- **STATED PROBLEM**
In the listing below, locate the lines bearing the word "доплаты". Copy every one of them.

— start RECORDS —

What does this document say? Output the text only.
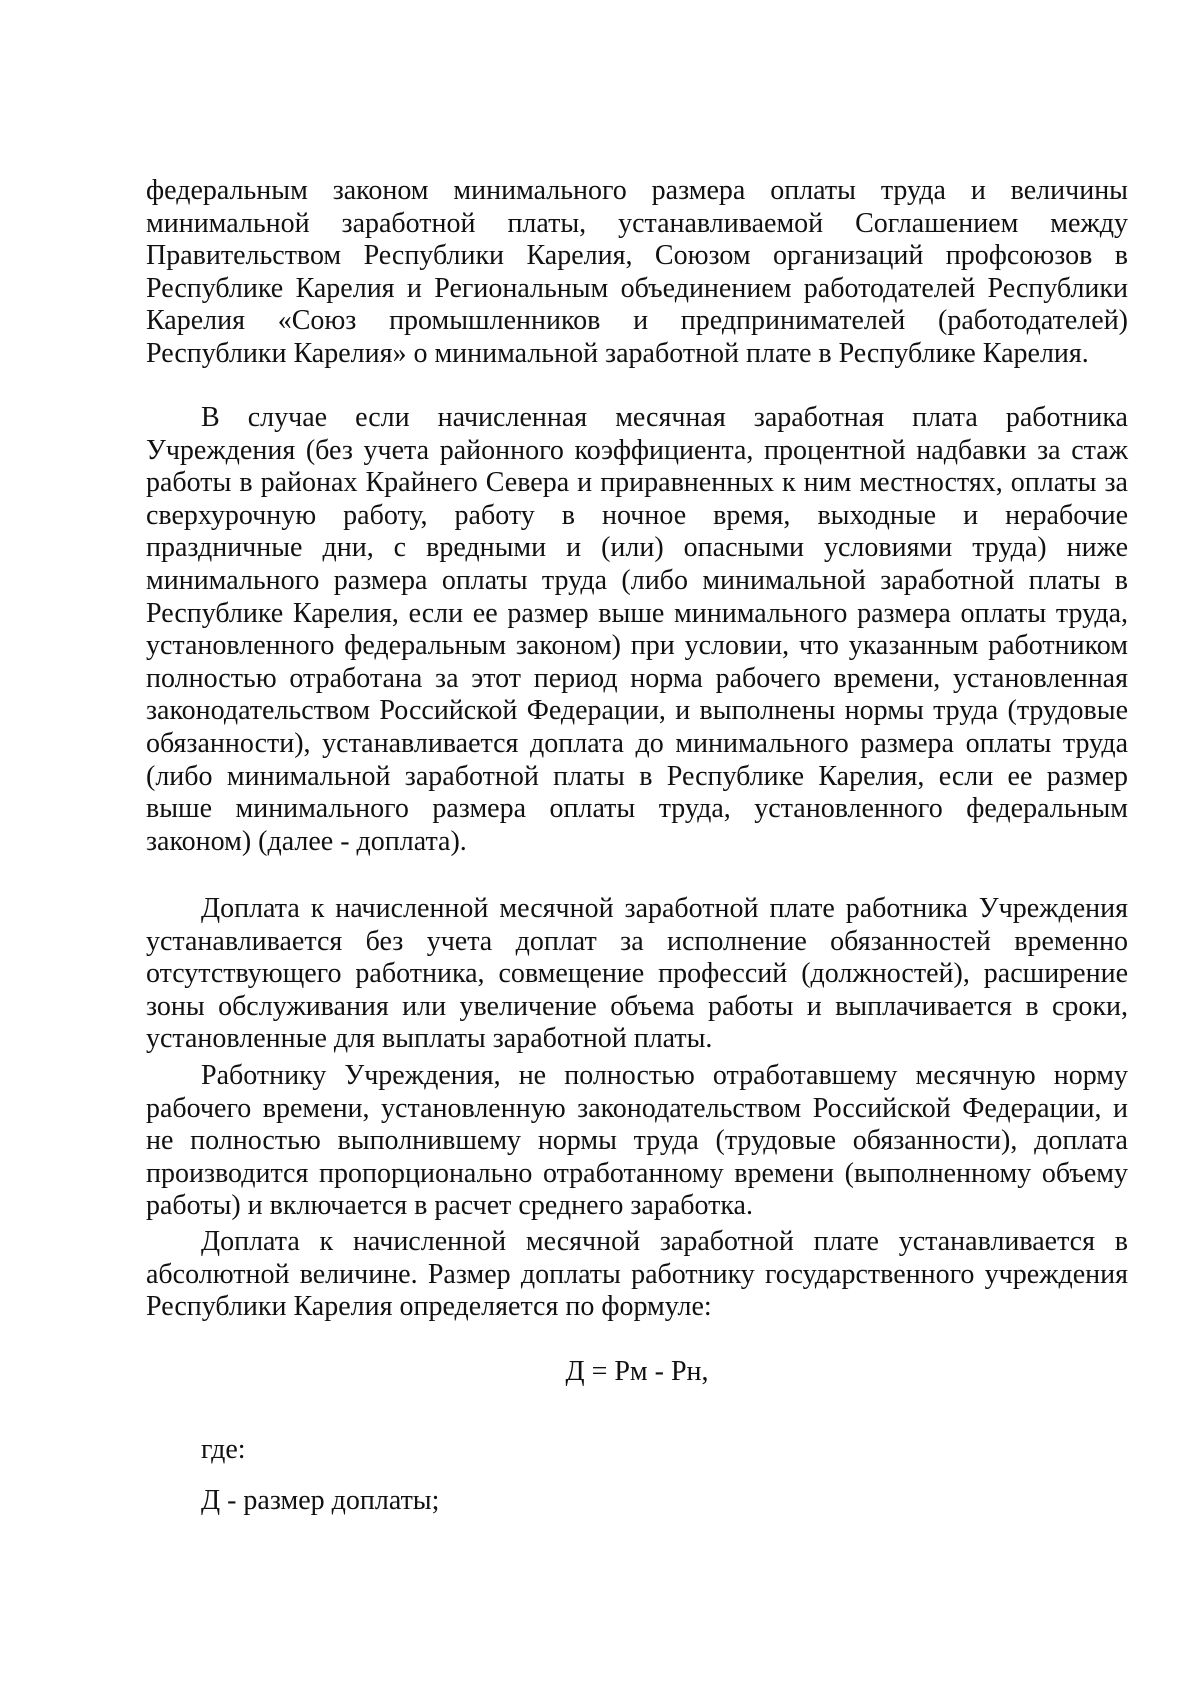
федеральным законом минимального размера оплаты труда и величины минимальной заработной платы, устанавливаемой Соглашением между Правительством Республики Карелия, Союзом организаций профсоюзов в Республике Карелия и Региональным объединением работодателей Республики Карелия «Союз промышленников и предпринимателей (работодателей) Республики Карелия» о минимальной заработной плате в Республике Карелия.

В случае если начисленная месячная заработная плата работника Учреждения (без учета районного коэффициента, процентной надбавки за стаж работы в районах Крайнего Севера и приравненных к ним местностях, оплаты за сверхурочную работу, работу в ночное время, выходные и нерабочие праздничные дни, с вредными и (или) опасными условиями труда) ниже минимального размера оплаты труда (либо минимальной заработной платы в Республике Карелия, если ее размер выше минимального размера оплаты труда, установленного федеральным законом) при условии, что указанным работником полностью отработана за этот период норма рабочего времени, установленная законодательством Российской Федерации, и выполнены нормы труда (трудовые обязанности), устанавливается доплата до минимального размера оплаты труда (либо минимальной заработной платы в Республике Карелия, если ее размер выше минимального размера оплаты труда, установленного федеральным законом) (далее - доплата).

Доплата к начисленной месячной заработной плате работника Учреждения устанавливается без учета доплат за исполнение обязанностей временно отсутствующего работника, совмещение профессий (должностей), расширение зоны обслуживания или увеличение объема работы и выплачивается в сроки, установленные для выплаты заработной платы.

Работнику Учреждения, не полностью отработавшему месячную норму рабочего времени, установленную законодательством Российской Федерации, и не полностью выполнившему нормы труда (трудовые обязанности), доплата производится пропорционально отработанному времени (выполненному объему работы) и включается в расчет среднего заработка.

Доплата к начисленной месячной заработной плате устанавливается в абсолютной величине. Размер доплаты работнику государственного учреждения Республики Карелия определяется по формуле:

Д = Рм - Рн,
где:
Д - размер доплаты;
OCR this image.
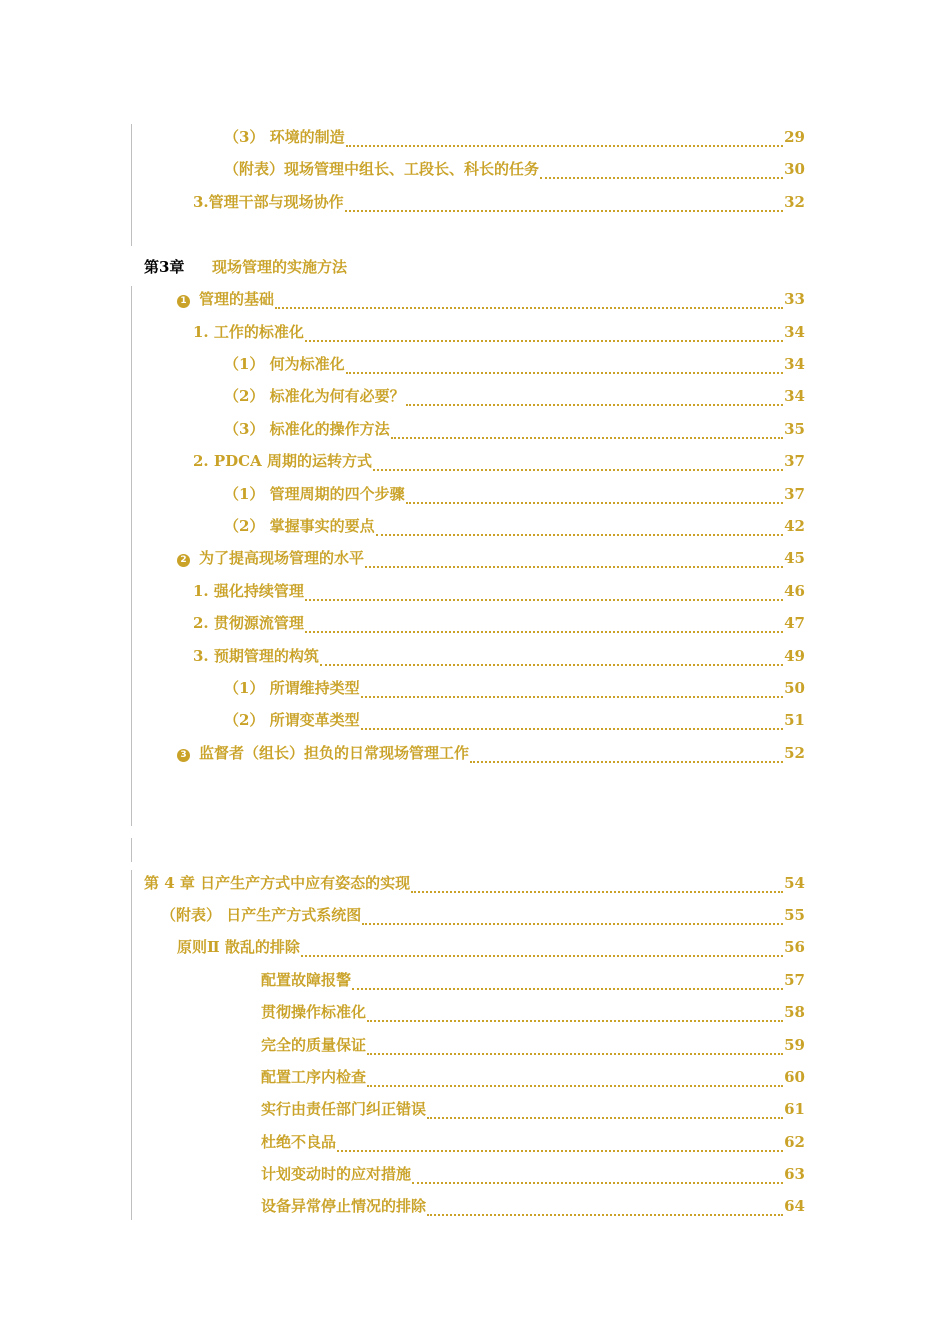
（3） 环境的制造	29
（附表）现场管理中组长、工段长、科长的任务	30
3.管理干部与现场协作	32
第3章	现场管理的实施方法
1 管理的基础	33
1. 工作的标准化	34
（1） 何为标准化	34
（2） 标准化为何有必要？	34
（3） 标准化的操作方法	35
2. PDCA 周期的运转方式	37
（1） 管理周期的四个步骤	37
（2） 掌握事实的要点	42
2 为了提高现场管理的水平	45
1. 强化持续管理	46
2. 贯彻源流管理	47
3. 预期管理的构筑	49
（1） 所谓维持类型	50
（2） 所谓变革类型	51
3 监督者（组长）担负的日常现场管理工作	52
第 4 章 日产生产方式中应有姿态的实现	54
（附表） 日产生产方式系统图	55
原则Ⅱ 散乱的排除	56
配置故障报警	57
贯彻操作标准化	58
完全的质量保证	59
配置工序内检查	60
实行由责任部门纠正错误	61
杜绝不良品	62
计划变动时的应对措施	63
设备异常停止情况的排除	64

— end RECORDS —

- **RESULT FOR THIS EXERCISE**
Доплата к начисленной месячной заработной плате устанавливается в абсолютной величине. Размер доплаты работнику государственного учреждения Республики Карелия определяется по формуле:
Д - размер доплаты;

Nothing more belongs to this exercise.